» Excerto de origem:
Sobre o que correu mal na governação socialista no sector da saúde, Santos contrapôs que "o Serviço Nacional de Saúde está a produzir mais do que nunca", mas precisa de se adaptar às necessidades de uma população cada vez mais envelhecida. E, instado pelo moderador do debate a dizer se exclui o regresso das parcerias público privados, nomeadamente se houver oportunidade de fazer um acordo com o Bloco de Esquerda, referiu que "não há dogmas" mas que acredita que o acréscimo de autonomia às administrações hospitalares públicas resultará também em bons resultados.

Implacável com o adversário, Mariana Mortágua acusou o programa eleitoral do PS de "ter poucas contas e poucas metas na saúde", avançando ela própria com alguns números, como os dez mil enfermeiros que considera estarem em falta ou os apenas 6% de médicos que recorreram ao regime de dedicação plena. Este voltou a ser comparado negativamente pela bloquista com a proposta do seu partido de avançar para a dedicação exclusiva, vista como essencial para atrair e reter profissionais de saúde, sem que precisem para isso de fazer mais horas extraordinárias.

Correu melhor ao secretário-geral do PS a parte do debate dedicada à habitação. Pedro Nuno Santos defendeu bem a impossibilidade de o acionista Estado obrigar a administração da Caixa Geral de Depósitos diminuir spreads para o alegado "efeito de arrastamento" aos outros bancos no crédito à habitação que tem sido exposto por Mariana Mortágua. E não se esqueceu de referir que os lucros do banco público resultam em dividendos para o Estado que, por sua vez, são utilizados na construção de habitação. 

No que toca à proibição de venda de casas a não residentes, apontada pela coordenadora bloquista como a forma de baixar os preços no mercado imobiliário português, Santos afirmou que o Bloco de Esquerda "diagnostica os problemas mas não apresenta boas soluções". No caso concreto, argumentou que não só as exceções da Dinamarca e de Malta - apontadas por Mortágua em debates anteriores - decorrem de derrogações de tratados europeus a que Portugal não pode aceder como acrescentou que, mesmo assim, os preços subiram em linha com a média da União Europeia nesses dois países.

» Informação extraída:

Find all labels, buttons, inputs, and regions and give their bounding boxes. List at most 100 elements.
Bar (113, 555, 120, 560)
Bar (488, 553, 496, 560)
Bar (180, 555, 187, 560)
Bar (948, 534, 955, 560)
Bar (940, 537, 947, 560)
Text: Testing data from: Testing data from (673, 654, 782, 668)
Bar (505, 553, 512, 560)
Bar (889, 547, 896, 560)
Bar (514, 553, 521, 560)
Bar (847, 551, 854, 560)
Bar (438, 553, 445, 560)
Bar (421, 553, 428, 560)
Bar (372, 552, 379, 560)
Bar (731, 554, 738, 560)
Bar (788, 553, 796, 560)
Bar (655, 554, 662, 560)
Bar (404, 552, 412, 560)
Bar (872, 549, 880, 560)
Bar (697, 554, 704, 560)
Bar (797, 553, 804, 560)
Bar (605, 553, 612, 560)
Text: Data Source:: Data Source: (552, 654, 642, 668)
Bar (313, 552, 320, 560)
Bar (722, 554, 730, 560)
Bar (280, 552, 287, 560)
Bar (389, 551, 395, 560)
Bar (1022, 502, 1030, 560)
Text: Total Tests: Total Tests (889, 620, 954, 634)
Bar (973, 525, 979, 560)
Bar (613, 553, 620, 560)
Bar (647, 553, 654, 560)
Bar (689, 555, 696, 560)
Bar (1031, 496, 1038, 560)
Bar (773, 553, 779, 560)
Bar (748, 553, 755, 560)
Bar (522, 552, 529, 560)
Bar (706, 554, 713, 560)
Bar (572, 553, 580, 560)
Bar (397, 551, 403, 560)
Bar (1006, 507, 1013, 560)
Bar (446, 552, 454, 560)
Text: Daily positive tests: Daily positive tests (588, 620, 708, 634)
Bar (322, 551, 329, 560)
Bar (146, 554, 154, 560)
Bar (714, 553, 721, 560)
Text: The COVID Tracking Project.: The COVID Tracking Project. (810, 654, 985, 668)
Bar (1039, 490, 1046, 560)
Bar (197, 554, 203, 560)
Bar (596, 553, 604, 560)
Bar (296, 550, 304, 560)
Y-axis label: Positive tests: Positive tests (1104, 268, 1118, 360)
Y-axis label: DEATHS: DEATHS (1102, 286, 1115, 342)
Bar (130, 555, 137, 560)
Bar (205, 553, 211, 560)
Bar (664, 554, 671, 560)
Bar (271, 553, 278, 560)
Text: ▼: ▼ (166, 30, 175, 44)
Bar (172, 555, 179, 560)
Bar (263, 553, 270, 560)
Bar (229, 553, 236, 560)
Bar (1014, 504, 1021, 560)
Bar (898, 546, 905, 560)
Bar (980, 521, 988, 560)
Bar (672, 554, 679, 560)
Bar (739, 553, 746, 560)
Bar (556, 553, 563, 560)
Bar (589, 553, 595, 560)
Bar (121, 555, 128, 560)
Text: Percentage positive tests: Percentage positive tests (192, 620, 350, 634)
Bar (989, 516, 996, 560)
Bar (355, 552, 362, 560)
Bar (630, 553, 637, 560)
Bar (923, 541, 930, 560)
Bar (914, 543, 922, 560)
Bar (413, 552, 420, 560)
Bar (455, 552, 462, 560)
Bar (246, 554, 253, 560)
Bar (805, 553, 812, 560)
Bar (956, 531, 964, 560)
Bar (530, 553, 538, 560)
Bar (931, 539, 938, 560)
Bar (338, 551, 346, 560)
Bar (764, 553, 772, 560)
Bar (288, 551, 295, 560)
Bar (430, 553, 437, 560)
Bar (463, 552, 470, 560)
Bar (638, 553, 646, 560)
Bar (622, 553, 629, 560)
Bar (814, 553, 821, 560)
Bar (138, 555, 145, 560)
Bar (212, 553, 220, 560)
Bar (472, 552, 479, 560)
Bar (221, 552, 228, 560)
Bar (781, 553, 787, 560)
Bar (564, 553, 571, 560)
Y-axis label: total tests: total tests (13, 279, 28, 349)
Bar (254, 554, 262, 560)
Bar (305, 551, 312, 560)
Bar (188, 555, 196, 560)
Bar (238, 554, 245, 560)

» Perguntas:
**1.** No excerto de origem, quantos enfermeiros Mariana Mortágua considera estarem em falta?
**2.** Retome o excerto de origem sobre o debate entre Pedro Nuno Santos e Mariana Mortágua a partir do ponto em que termina.

» Resultados do exercício:
**1.** Dez mil enfermeiros.

**2.**
Naquilo que pode ser interpretado como um desafio à posição de Pedro Abrunhosa, que pediu aos seus representantes legais que notifiquem o Bloco de Esquerda para retirar a frase de sua autoria de qualquer suporte político-publicitário, Mariana Mortágua defendeu "medidas para fazer o que não foi feito até agora", visto que "há uma geração inteira que não consegue pagar casa com o seu salário". E manteve as suas propostas para que Portugal "deixe de ficar à mercê de uma procura externa sem limites" no imobiliário.

No que toca à crise na justiça, nenhum dos líderes partidários se afastou do princípio de total independência do poder judicial, ainda que Mariana Mortágua tenha considerado "incompreensível" que possa haver arguidos detidos durante 21 dias, como aconteceu ao presidente da Câmara do Funchal e a dois empresários, ou que possa demorar dez anos entre o início de uma investigação e um julgamento. "A questão da morosidade tem que ser resolvida" e "não pode haver uma justiça para ricos e uma justiça para pobres", defendeu a bloquista.

Nesse ponto, Pedro Nuno Santos concordou em absoluto consigo, admitindo a necessidade de reforçar o apoio jurídico e reduzir custos processuais. Quanto á atuação do Ministério Público, disse ser "muito positivo" que a procuradora-geral da República, Lucília Gago, tenha dado explicações sobre o que sucedeu na investigação a alegada corrupção na Madeira, defendendo ainda "uma clarificação do poder hierárquico" dentro do Ministério Público, sobretudo quando "caíram dois governos num prazo curto" no âmbito de investigações judiciais.

Para o final ficou a questão das necessidade de investir na defesa face às ameaças existentes em território europeu. Pedro Nuno Santos assumiu o compromisso dos países da NATO para ir até a 2% do Orçamento do Estado em gastos com o sector, mas aproveitando para modernizar a indústria portuguesa. Já Mariana Mortágua, sem nunca nomear a Aliança Atlântica, defendeu uma auditoria aos gastos com defesa e um reforço da cooperação a nível da União Europeia para esta "não se subjugar a interesses alheios".